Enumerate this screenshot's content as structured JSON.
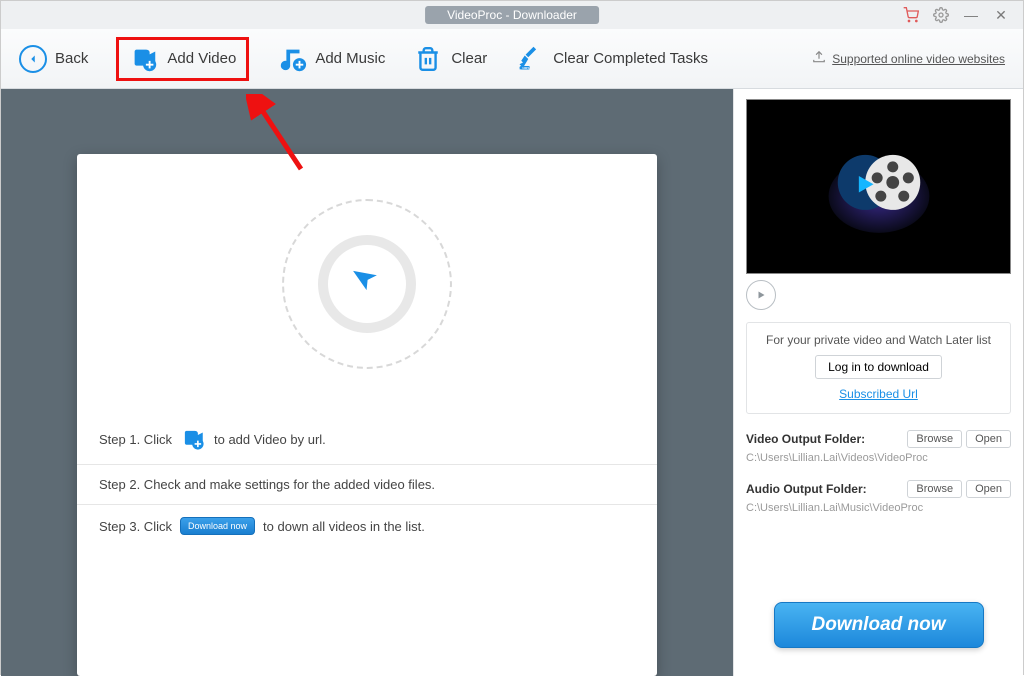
{
  "title": "VideoProc - Downloader",
  "toolbar": {
    "back": "Back",
    "add_video": "Add Video",
    "add_music": "Add Music",
    "clear": "Clear",
    "clear_completed": "Clear Completed Tasks",
    "websites_link": "Supported online video websites"
  },
  "steps": {
    "s1a": "Step 1. Click",
    "s1b": "to add Video by url.",
    "s2": "Step 2. Check and make settings for the added video files.",
    "s3a": "Step 3. Click",
    "s3_btn": "Download now",
    "s3b": "to down all videos in the list."
  },
  "right": {
    "private_text": "For your private video and Watch Later list",
    "login_btn": "Log in to download",
    "subscribed": "Subscribed Url",
    "video_folder_label": "Video Output Folder:",
    "video_folder_path": "C:\\Users\\Lillian.Lai\\Videos\\VideoProc",
    "audio_folder_label": "Audio Output Folder:",
    "audio_folder_path": "C:\\Users\\Lillian.Lai\\Music\\VideoProc",
    "browse": "Browse",
    "open": "Open",
    "download_now": "Download now"
  }
}
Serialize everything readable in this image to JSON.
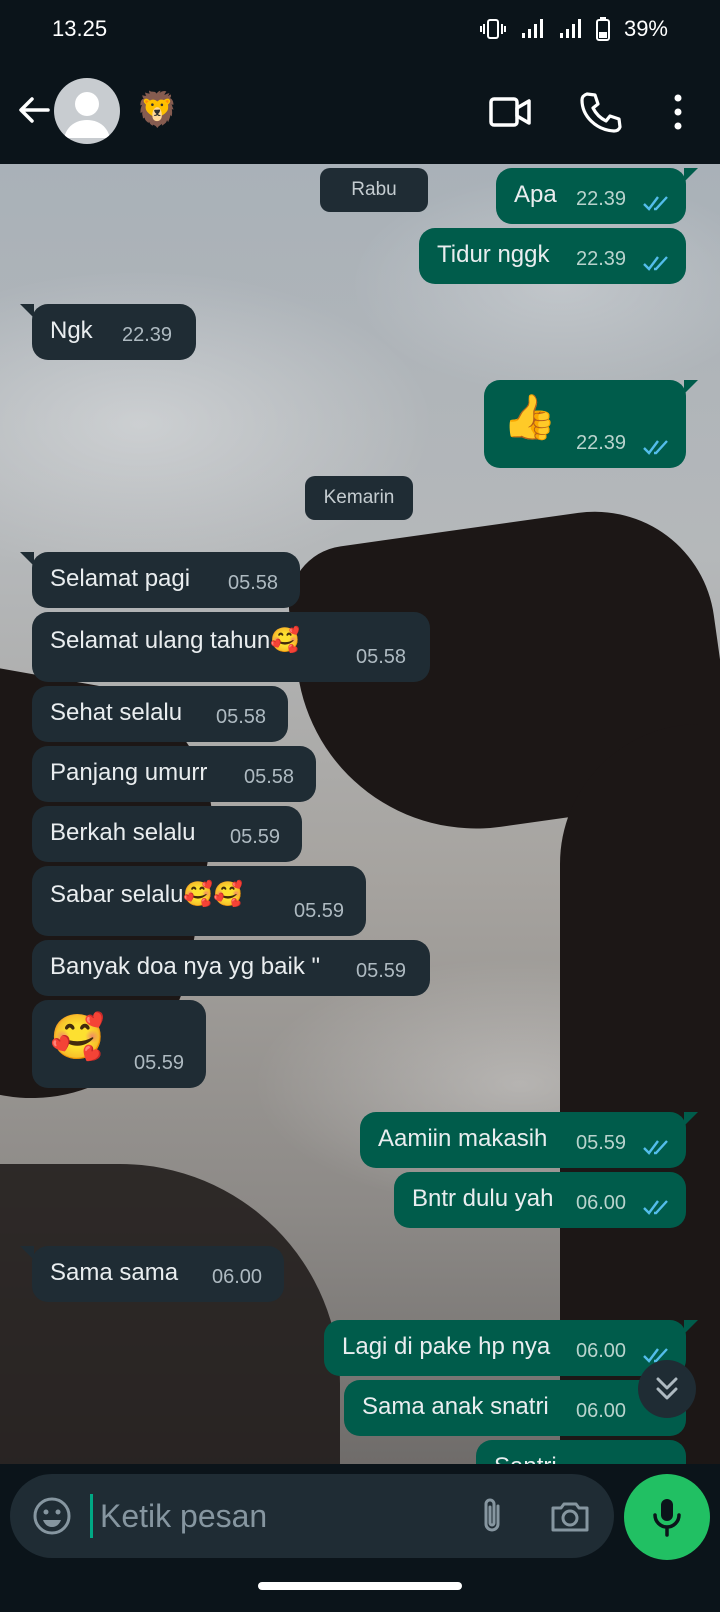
{
  "status_bar": {
    "time": "13.25",
    "battery": "39%"
  },
  "header": {
    "contact_name": "🦁",
    "icons": [
      "back-arrow-icon",
      "avatar",
      "video-call-icon",
      "phone-call-icon",
      "more-options-icon"
    ]
  },
  "chat": {
    "dates": [
      "Rabu",
      "Kemarin"
    ],
    "messages": [
      {
        "dir": "out",
        "text": "Apa",
        "time": "22.39"
      },
      {
        "dir": "out",
        "text": "Tidur nggk",
        "time": "22.39"
      },
      {
        "dir": "in",
        "text": "Ngk",
        "time": "22.39"
      },
      {
        "dir": "out",
        "text": "👍",
        "time": "22.39"
      },
      {
        "dir": "in",
        "text": "Selamat pagi",
        "time": "05.58"
      },
      {
        "dir": "in",
        "text": "Selamat ulang tahun🥰",
        "time": "05.58"
      },
      {
        "dir": "in",
        "text": "Sehat selalu",
        "time": "05.58"
      },
      {
        "dir": "in",
        "text": "Panjang umurr",
        "time": "05.58"
      },
      {
        "dir": "in",
        "text": "Berkah selalu",
        "time": "05.59"
      },
      {
        "dir": "in",
        "text": "Sabar selalu🥰🥰",
        "time": "05.59"
      },
      {
        "dir": "in",
        "text": "Banyak doa nya yg baik \"",
        "time": "05.59"
      },
      {
        "dir": "in",
        "text": "🥰",
        "time": "05.59"
      },
      {
        "dir": "out",
        "text": "Aamiin makasih",
        "time": "05.59"
      },
      {
        "dir": "out",
        "text": "Bntr dulu yah",
        "time": "06.00"
      },
      {
        "dir": "in",
        "text": "Sama sama",
        "time": "06.00"
      },
      {
        "dir": "out",
        "text": "Lagi di pake hp nya",
        "time": "06.00"
      },
      {
        "dir": "out",
        "text": "Sama anak snatri",
        "time": "06.00"
      },
      {
        "dir": "out",
        "text": "Santri",
        "time": ""
      }
    ]
  },
  "input": {
    "placeholder": "Ketik pesan"
  },
  "colors": {
    "incoming_bubble": "#1f2c34",
    "outgoing_bubble": "#005c4b",
    "accent": "#21c063",
    "read_tick": "#53bdeb"
  }
}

────

## Exercise brief
For each line of the listing that holds the word "Users", show that line.

## Reply
    "video_folder_path": "C:\\Users\\Lillian.Lai\\Videos\\VideoProc",
    "audio_folder_path": "C:\\Users\\Lillian.Lai\\Music\\VideoProc",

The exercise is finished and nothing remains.